- _Dataset extract_
####
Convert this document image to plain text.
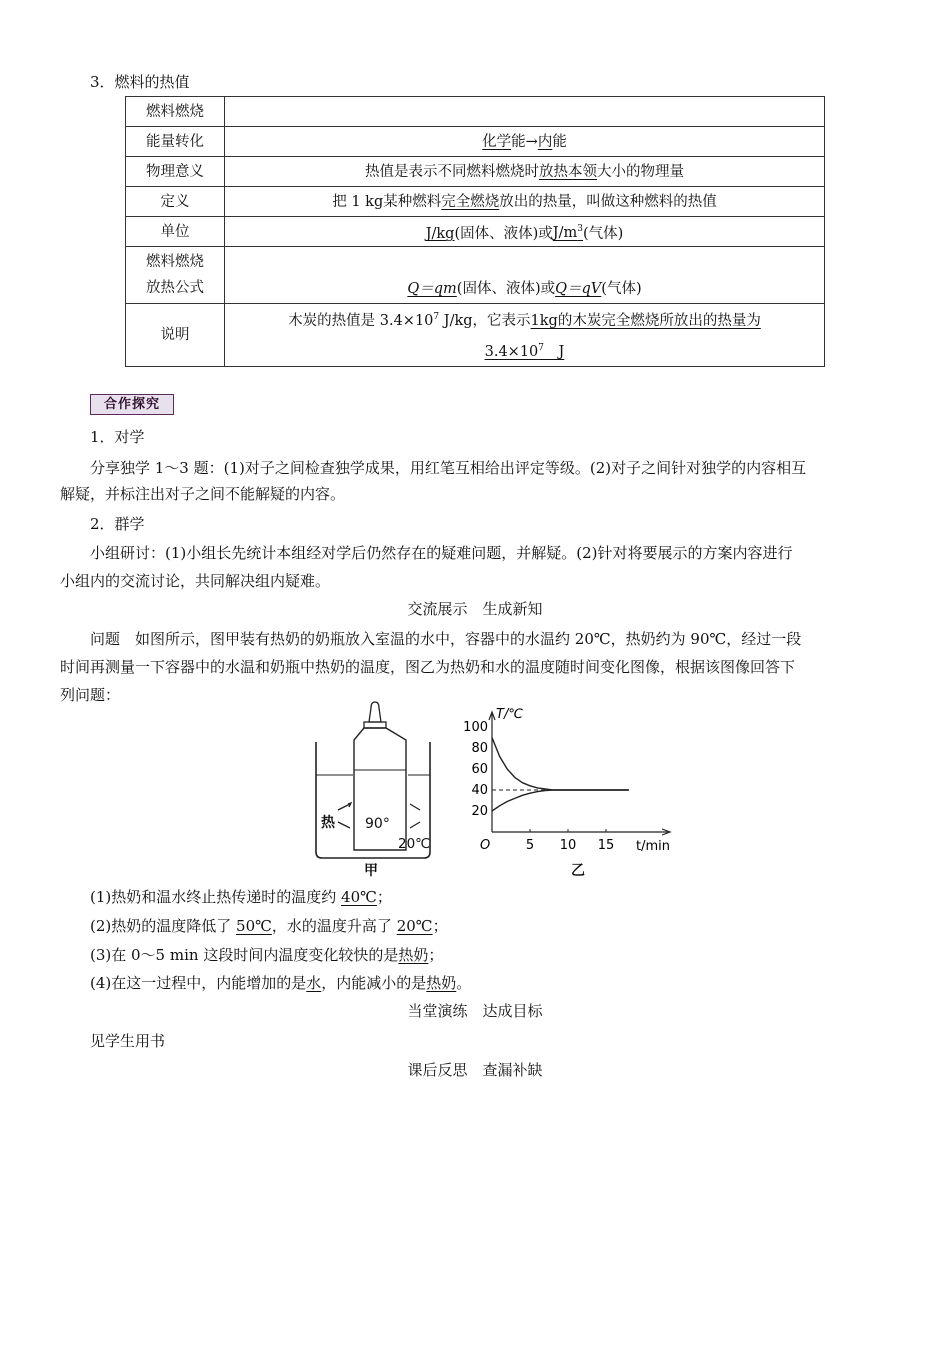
3．燃料的热值
燃料燃烧	
能量转化	化学能→内能
物理意义	热值是表示不同燃料燃烧时放热本领大小的物理量
定义	把 1 kg某种燃料完全燃烧放出的热量，叫做这种燃料的热值
单位	J/kg(固体、液体)或$J/m^3$(气体)

燃料燃烧
放热公式	Q＝qm(固体、液体)或Q＝qV(气体)
说明	木炭的热值是 $3.4\times 10^7$ J/kg，它表示1kg的木炭完全燃烧所放出的热量为
$3.4\times 10^7$　J
合作探究
1．对学
分享独学 1～3 题：(1)对子之间检查独学成果，用红笔互相给出评定等级。(2)对子之间针对独学的内容相互
解疑，并标注出对子之间不能解疑的内容。
2．群学
小组研讨：(1)小组长先统计本组经对学后仍然存在的疑难问题，并解疑。(2)针对将要展示的方案内容进行
小组内的交流讨论，共同解决组内疑难。
交流展示　生成新知
问题　如图所示，图甲装有热奶的奶瓶放入室温的水中，容器中的水温约 20℃，热奶约为 90℃，经过一段
时间再测量一下容器中的水温和奶瓶中热奶的温度，图乙为热奶和水的温度随时间变化图像，根据该图像回答下
列问题：
热 90°
20℃
甲
T/℃
t/min
O
100
80
60
40
20
5 10 15
乙
(1)热奶和温水终止热传递时的温度约 40℃；
(2)热奶的温度降低了 50℃，水的温度升高了 20℃；
(3)在 0～5 min 这段时间内温度变化较快的是热奶；
(4)在这一过程中，内能增加的是水，内能减小的是热奶。
当堂演练　达成目标
见学生用书
课后反思　查漏补缺
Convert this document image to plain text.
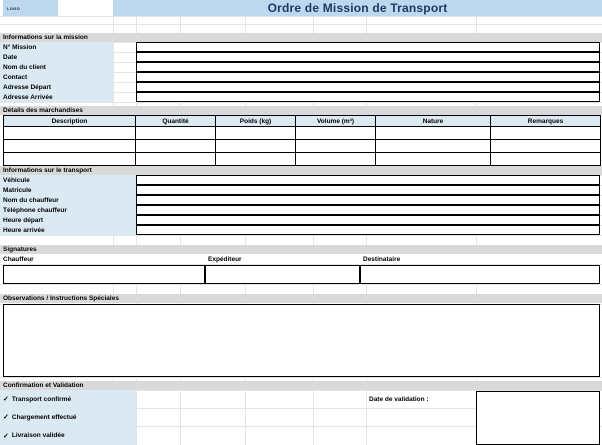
LOGO	Ordre de Mission de Transport
Informations sur la mission
N° Mission
Date
Nom du client
Contact
Adresse Départ
Adresse Arrivée
Détails des marchandises
Description	Quantité	Poids (kg)	Volume (m³)	Nature	Remarques

Informations sur le transport
Véhicule
Matricule
Nom du chauffeur
Téléphone chauffeur
Heure départ
Heure arrivée
Signatures
Chauffeur	Expéditeur	Destinataire
Observations / Instructions Spéciales
Confirmation et Validation
✓ Transport confirmé
✓ Chargement effectué
✓ Livraison validée
Date de validation :
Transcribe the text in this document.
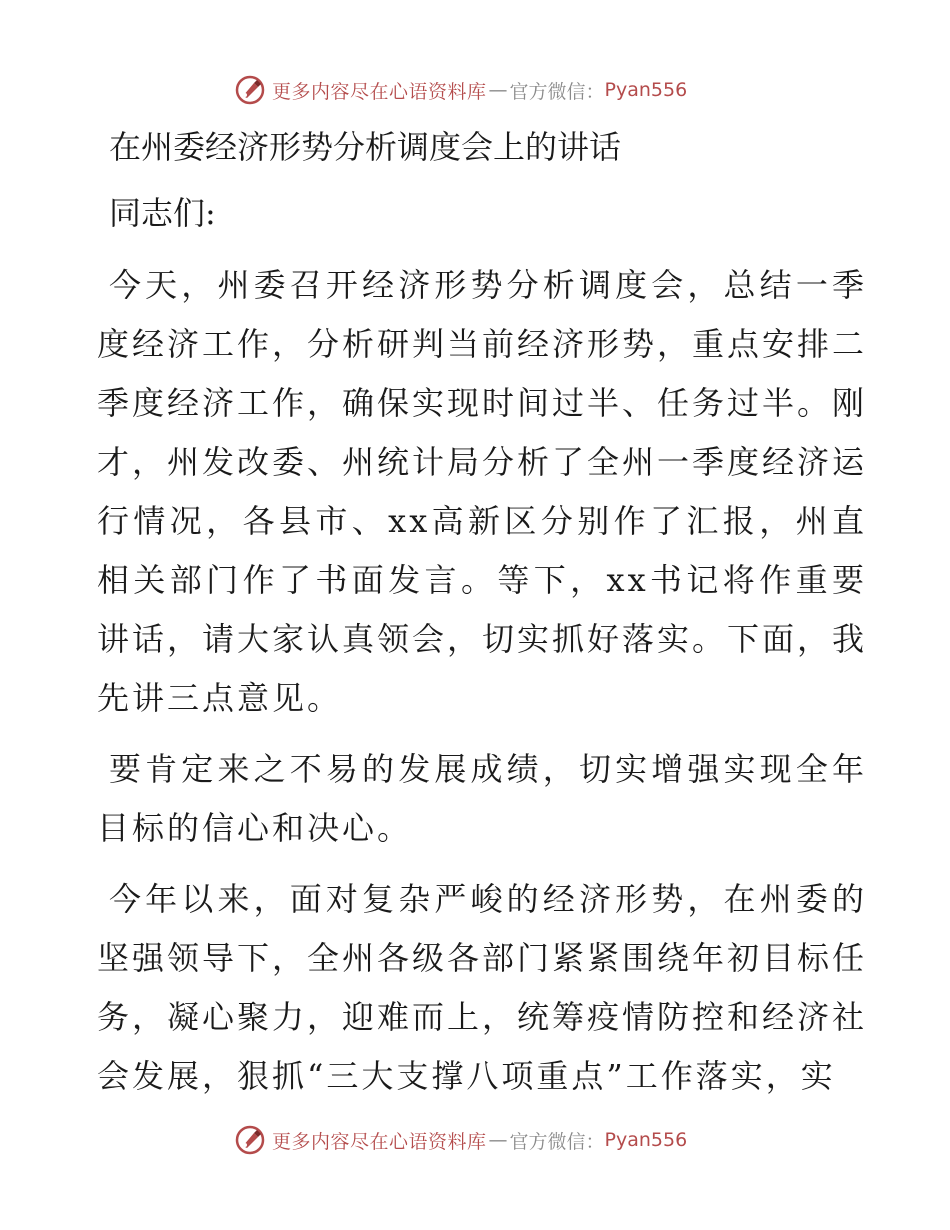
更多内容尽在心语资料库 — 官方微信： Pyan556
在州委经济形势分析调度会上的讲话
同志们:

今天，州委召开经济形势分析调度会，总结一季度经济工作，分析研判当前经济形势，重点安排二季度经济工作，确保实现时间过半、任务过半。刚才，州发改委、州统计局分析了全州一季度经济运行情况，各县市、xx高新区分别作了汇报，州直相关部门作了书面发言。等下，xx书记将作重要讲话，请大家认真领会，切实抓好落实。下面，我先讲三点意见。

要肯定来之不易的发展成绩，切实增强实现全年目标的信心和决心。

今年以来，面对复杂严峻的经济形势，在州委的坚强领导下，全州各级各部门紧紧围绕年初目标任务，凝心聚力，迎难而上，统筹疫情防控和经济社会发展，狠抓“三大支撑八项重点”工作落实，实

更多内容尽在心语资料库 — 官方微信： Pyan556
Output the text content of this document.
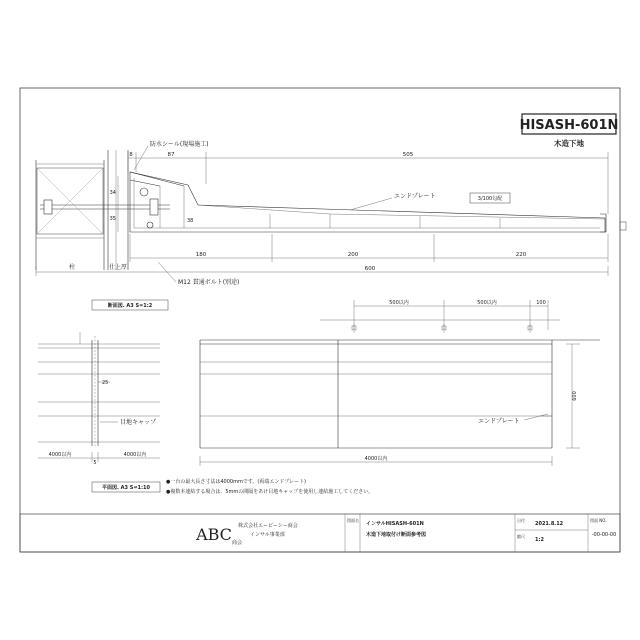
HISASH-601N
木造下地
8	87	505
180	200	220
600
34
35	38
防水シール(現場施工)
エンドプレート	3/100勾配
M12 貫通ボルト(別途)
柱	仕上厚
断面図. A3 S=1:2
25
目地キャップ
4000以内
5
4000以内
500以内	500以内	100
600
4000以内
エンドプレート
平面図. A3 S=1:10
●一台の最大長さ寸法は4000mmです。(両端エンドプレート)
●複数本連結する場合は、5mmの間隔をあけ目地キャップを使用し連結施工してください。
ABC 商会
株式会社エービーシー商会
インサル事業部
図面名
インサルHISASH-601N
木造下地取付け断面参考図
日付
2021.8.12
縮尺
1:2
図面 NO.
-00-00-00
####
Reproduce verbatim every line starting at the line that holds "Output the text content of this document." and ending with the final line of the data; omit the pictures.

Output the text content of this document.
HISASH-601N
木造下地
8	87	505
180	200	220
600
34
35	38
防水シール(現場施工)
エンドプレート	3/100勾配
M12 貫通ボルト(別途)
柱	仕上厚
断面図. A3 S=1:2
25
目地キャップ
4000以内
5
4000以内
500以内	500以内	100
600
4000以内
エンドプレート
平面図. A3 S=1:10
●一台の最大長さ寸法は4000mmです。(両端エンドプレート)
●複数本連結する場合は、5mmの間隔をあけ目地キャップを使用し連結施工してください。
ABC 商会
株式会社エービーシー商会
インサル事業部
図面名
インサルHISASH-601N
木造下地取付け断面参考図
日付
2021.8.12
縮尺
1:2
図面 NO.
-00-00-00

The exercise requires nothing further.